• Task description: Every entry here needs to be repeated exactly.

• Given entries:
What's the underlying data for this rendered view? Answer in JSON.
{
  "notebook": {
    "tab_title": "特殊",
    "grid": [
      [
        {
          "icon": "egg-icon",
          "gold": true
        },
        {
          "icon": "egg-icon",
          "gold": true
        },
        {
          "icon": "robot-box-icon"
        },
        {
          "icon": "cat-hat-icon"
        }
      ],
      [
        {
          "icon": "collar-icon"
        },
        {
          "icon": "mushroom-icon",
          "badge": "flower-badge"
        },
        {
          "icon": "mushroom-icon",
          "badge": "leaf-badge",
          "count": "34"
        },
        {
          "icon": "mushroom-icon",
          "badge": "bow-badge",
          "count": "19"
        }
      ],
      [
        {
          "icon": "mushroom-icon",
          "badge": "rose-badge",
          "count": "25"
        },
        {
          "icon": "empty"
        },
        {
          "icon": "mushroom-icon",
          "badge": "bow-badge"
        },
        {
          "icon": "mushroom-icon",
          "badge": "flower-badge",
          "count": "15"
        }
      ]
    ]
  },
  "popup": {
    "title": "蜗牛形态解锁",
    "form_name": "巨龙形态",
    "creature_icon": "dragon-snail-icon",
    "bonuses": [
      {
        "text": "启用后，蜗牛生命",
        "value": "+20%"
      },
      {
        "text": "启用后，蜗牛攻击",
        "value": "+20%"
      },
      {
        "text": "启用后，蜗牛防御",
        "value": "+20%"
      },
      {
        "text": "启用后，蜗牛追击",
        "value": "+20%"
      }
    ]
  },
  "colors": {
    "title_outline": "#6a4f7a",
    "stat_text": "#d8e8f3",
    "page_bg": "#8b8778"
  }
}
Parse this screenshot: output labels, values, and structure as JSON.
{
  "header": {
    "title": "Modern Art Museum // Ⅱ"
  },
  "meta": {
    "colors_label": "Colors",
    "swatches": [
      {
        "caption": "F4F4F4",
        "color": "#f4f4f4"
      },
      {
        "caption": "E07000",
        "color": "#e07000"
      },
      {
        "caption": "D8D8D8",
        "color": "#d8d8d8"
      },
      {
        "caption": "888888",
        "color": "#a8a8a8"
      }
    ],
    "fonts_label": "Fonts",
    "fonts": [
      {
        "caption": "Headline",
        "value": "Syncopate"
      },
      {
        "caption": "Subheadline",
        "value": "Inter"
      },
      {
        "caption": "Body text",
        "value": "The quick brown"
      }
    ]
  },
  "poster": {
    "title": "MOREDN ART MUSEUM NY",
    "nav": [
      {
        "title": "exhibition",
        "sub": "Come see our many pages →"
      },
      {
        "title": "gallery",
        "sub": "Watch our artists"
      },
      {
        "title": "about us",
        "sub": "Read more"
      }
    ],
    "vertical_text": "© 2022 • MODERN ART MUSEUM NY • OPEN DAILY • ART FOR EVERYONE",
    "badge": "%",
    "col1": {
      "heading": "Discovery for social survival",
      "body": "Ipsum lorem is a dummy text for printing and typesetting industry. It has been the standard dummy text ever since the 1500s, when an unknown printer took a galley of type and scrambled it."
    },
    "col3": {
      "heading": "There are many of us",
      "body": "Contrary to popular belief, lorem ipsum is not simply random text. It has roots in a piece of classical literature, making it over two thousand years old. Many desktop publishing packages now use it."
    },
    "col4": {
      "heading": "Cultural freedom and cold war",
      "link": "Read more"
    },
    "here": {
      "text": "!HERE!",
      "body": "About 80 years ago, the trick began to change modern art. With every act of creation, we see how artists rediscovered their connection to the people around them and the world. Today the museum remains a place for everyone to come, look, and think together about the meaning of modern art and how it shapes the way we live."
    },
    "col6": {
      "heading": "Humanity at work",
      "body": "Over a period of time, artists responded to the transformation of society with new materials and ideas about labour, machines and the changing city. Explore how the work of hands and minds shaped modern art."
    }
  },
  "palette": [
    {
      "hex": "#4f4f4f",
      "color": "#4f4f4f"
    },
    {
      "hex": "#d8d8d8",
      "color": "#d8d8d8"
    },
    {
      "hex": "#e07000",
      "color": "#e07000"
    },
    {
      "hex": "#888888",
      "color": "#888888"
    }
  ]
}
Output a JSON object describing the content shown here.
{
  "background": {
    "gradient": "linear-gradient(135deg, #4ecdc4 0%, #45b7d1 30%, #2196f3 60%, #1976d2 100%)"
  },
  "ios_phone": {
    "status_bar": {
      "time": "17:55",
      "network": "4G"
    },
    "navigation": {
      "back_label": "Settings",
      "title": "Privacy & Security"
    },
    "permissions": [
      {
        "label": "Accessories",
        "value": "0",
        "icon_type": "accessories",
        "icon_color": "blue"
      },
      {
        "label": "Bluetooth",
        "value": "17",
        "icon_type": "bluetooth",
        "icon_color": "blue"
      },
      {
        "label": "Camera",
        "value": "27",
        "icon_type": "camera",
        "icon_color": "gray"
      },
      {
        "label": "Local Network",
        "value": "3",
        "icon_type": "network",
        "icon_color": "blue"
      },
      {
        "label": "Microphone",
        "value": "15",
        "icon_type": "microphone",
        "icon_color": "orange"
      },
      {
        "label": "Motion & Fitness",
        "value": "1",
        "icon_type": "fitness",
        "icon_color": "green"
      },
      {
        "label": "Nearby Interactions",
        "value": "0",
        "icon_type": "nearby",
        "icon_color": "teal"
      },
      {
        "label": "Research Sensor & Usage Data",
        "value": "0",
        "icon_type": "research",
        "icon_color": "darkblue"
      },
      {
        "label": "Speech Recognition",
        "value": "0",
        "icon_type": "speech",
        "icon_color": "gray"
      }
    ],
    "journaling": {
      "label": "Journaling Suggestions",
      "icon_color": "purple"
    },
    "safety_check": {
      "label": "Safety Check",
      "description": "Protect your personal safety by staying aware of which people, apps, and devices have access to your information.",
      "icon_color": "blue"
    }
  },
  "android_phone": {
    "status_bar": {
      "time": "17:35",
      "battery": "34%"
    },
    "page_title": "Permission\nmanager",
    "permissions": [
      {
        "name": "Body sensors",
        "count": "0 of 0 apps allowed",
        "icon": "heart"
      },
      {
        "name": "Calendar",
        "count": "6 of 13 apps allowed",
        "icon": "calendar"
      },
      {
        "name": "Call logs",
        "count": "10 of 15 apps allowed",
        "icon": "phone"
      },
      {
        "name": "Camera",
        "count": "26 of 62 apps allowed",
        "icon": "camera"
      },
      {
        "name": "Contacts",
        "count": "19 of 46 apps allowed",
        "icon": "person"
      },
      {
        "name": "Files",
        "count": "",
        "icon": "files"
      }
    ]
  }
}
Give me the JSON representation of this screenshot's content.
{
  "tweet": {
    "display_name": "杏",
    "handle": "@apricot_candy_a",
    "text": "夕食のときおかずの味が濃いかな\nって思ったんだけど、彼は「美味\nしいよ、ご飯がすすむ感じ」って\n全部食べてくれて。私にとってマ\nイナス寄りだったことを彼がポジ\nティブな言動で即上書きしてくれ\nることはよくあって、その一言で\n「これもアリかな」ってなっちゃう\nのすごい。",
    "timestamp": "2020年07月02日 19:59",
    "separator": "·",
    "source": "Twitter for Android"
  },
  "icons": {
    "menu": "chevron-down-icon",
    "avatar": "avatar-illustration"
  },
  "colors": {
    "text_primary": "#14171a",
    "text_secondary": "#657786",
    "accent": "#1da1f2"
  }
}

• Answer below:
What's the underlying data for this rendered view? Answer in JSON.
{
  "notebook": {
    "tab_title": "特殊",
    "grid": [
      [
        {
          "icon": "egg-icon",
          "gold": true
        },
        {
          "icon": "egg-icon",
          "gold": true
        },
        {
          "icon": "robot-box-icon"
        },
        {
          "icon": "cat-hat-icon"
        }
      ],
      [
        {
          "icon": "collar-icon"
        },
        {
          "icon": "mushroom-icon",
          "badge": "flower-badge"
        },
        {
          "icon": "mushroom-icon",
          "badge": "leaf-badge",
          "count": "34"
        },
        {
          "icon": "mushroom-icon",
          "badge": "bow-badge",
          "count": "19"
        }
      ],
      [
        {
          "icon": "mushroom-icon",
          "badge": "rose-badge",
          "count": "25"
        },
        {
          "icon": "empty"
        },
        {
          "icon": "mushroom-icon",
          "badge": "bow-badge"
        },
        {
          "icon": "mushroom-icon",
          "badge": "flower-badge",
          "count": "15"
        }
      ]
    ]
  },
  "popup": {
    "title": "蜗牛形态解锁",
    "form_name": "巨龙形态",
    "creature_icon": "dragon-snail-icon",
    "bonuses": [
      {
        "text": "启用后，蜗牛生命",
        "value": "+20%"
      },
      {
        "text": "启用后，蜗牛攻击",
        "value": "+20%"
      },
      {
        "text": "启用后，蜗牛防御",
        "value": "+20%"
      },
      {
        "text": "启用后，蜗牛追击",
        "value": "+20%"
      }
    ]
  },
  "colors": {
    "title_outline": "#6a4f7a",
    "stat_text": "#d8e8f3",
    "page_bg": "#8b8778"
  }
}
Parse this screenshot: output labels, values, and structure as JSON.
{
  "header": {
    "title": "Modern Art Museum // Ⅱ"
  },
  "meta": {
    "colors_label": "Colors",
    "swatches": [
      {
        "caption": "F4F4F4",
        "color": "#f4f4f4"
      },
      {
        "caption": "E07000",
        "color": "#e07000"
      },
      {
        "caption": "D8D8D8",
        "color": "#d8d8d8"
      },
      {
        "caption": "888888",
        "color": "#a8a8a8"
      }
    ],
    "fonts_label": "Fonts",
    "fonts": [
      {
        "caption": "Headline",
        "value": "Syncopate"
      },
      {
        "caption": "Subheadline",
        "value": "Inter"
      },
      {
        "caption": "Body text",
        "value": "The quick brown"
      }
    ]
  },
  "poster": {
    "title": "MOREDN ART MUSEUM NY",
    "nav": [
      {
        "title": "exhibition",
        "sub": "Come see our many pages →"
      },
      {
        "title": "gallery",
        "sub": "Watch our artists"
      },
      {
        "title": "about us",
        "sub": "Read more"
      }
    ],
    "vertical_text": "© 2022 • MODERN ART MUSEUM NY • OPEN DAILY • ART FOR EVERYONE",
    "badge": "%",
    "col1": {
      "heading": "Discovery for social survival",
      "body": "Ipsum lorem is a dummy text for printing and typesetting industry. It has been the standard dummy text ever since the 1500s, when an unknown printer took a galley of type and scrambled it."
    },
    "col3": {
      "heading": "There are many of us",
      "body": "Contrary to popular belief, lorem ipsum is not simply random text. It has roots in a piece of classical literature, making it over two thousand years old. Many desktop publishing packages now use it."
    },
    "col4": {
      "heading": "Cultural freedom and cold war",
      "link": "Read more"
    },
    "here": {
      "text": "!HERE!",
      "body": "About 80 years ago, the trick began to change modern art. With every act of creation, we see how artists rediscovered their connection to the people around them and the world. Today the museum remains a place for everyone to come, look, and think together about the meaning of modern art and how it shapes the way we live."
    },
    "col6": {
      "heading": "Humanity at work",
      "body": "Over a period of time, artists responded to the transformation of society with new materials and ideas about labour, machines and the changing city. Explore how the work of hands and minds shaped modern art."
    }
  },
  "palette": [
    {
      "hex": "#4f4f4f",
      "color": "#4f4f4f"
    },
    {
      "hex": "#d8d8d8",
      "color": "#d8d8d8"
    },
    {
      "hex": "#e07000",
      "color": "#e07000"
    },
    {
      "hex": "#888888",
      "color": "#888888"
    }
  ]
}
Output a JSON object describing the content shown here.
{
  "background": {
    "gradient": "linear-gradient(135deg, #4ecdc4 0%, #45b7d1 30%, #2196f3 60%, #1976d2 100%)"
  },
  "ios_phone": {
    "status_bar": {
      "time": "17:55",
      "network": "4G"
    },
    "navigation": {
      "back_label": "Settings",
      "title": "Privacy & Security"
    },
    "permissions": [
      {
        "label": "Accessories",
        "value": "0",
        "icon_type": "accessories",
        "icon_color": "blue"
      },
      {
        "label": "Bluetooth",
        "value": "17",
        "icon_type": "bluetooth",
        "icon_color": "blue"
      },
      {
        "label": "Camera",
        "value": "27",
        "icon_type": "camera",
        "icon_color": "gray"
      },
      {
        "label": "Local Network",
        "value": "3",
        "icon_type": "network",
        "icon_color": "blue"
      },
      {
        "label": "Microphone",
        "value": "15",
        "icon_type": "microphone",
        "icon_color": "orange"
      },
      {
        "label": "Motion & Fitness",
        "value": "1",
        "icon_type": "fitness",
        "icon_color": "green"
      },
      {
        "label": "Nearby Interactions",
        "value": "0",
        "icon_type": "nearby",
        "icon_color": "teal"
      },
      {
        "label": "Research Sensor & Usage Data",
        "value": "0",
        "icon_type": "research",
        "icon_color": "darkblue"
      },
      {
        "label": "Speech Recognition",
        "value": "0",
        "icon_type": "speech",
        "icon_color": "gray"
      }
    ],
    "journaling": {
      "label": "Journaling Suggestions",
      "icon_color": "purple"
    },
    "safety_check": {
      "label": "Safety Check",
      "description": "Protect your personal safety by staying aware of which people, apps, and devices have access to your information.",
      "icon_color": "blue"
    }
  },
  "android_phone": {
    "status_bar": {
      "time": "17:35",
      "battery": "34%"
    },
    "page_title": "Permission\nmanager",
    "permissions": [
      {
        "name": "Body sensors",
        "count": "0 of 0 apps allowed",
        "icon": "heart"
      },
      {
        "name": "Calendar",
        "count": "6 of 13 apps allowed",
        "icon": "calendar"
      },
      {
        "name": "Call logs",
        "count": "10 of 15 apps allowed",
        "icon": "phone"
      },
      {
        "name": "Camera",
        "count": "26 of 62 apps allowed",
        "icon": "camera"
      },
      {
        "name": "Contacts",
        "count": "19 of 46 apps allowed",
        "icon": "person"
      },
      {
        "name": "Files",
        "count": "",
        "icon": "files"
      }
    ]
  }
}
Give me the JSON representation of this screenshot's content.
{
  "tweet": {
    "display_name": "杏",
    "handle": "@apricot_candy_a",
    "text": "夕食のときおかずの味が濃いかな\nって思ったんだけど、彼は「美味\nしいよ、ご飯がすすむ感じ」って\n全部食べてくれて。私にとってマ\nイナス寄りだったことを彼がポジ\nティブな言動で即上書きしてくれ\nることはよくあって、その一言で\n「これもアリかな」ってなっちゃう\nのすごい。",
    "timestamp": "2020年07月02日 19:59",
    "separator": "·",
    "source": "Twitter for Android"
  },
  "icons": {
    "menu": "chevron-down-icon",
    "avatar": "avatar-illustration"
  },
  "colors": {
    "text_primary": "#14171a",
    "text_secondary": "#657786",
    "accent": "#1da1f2"
  }
}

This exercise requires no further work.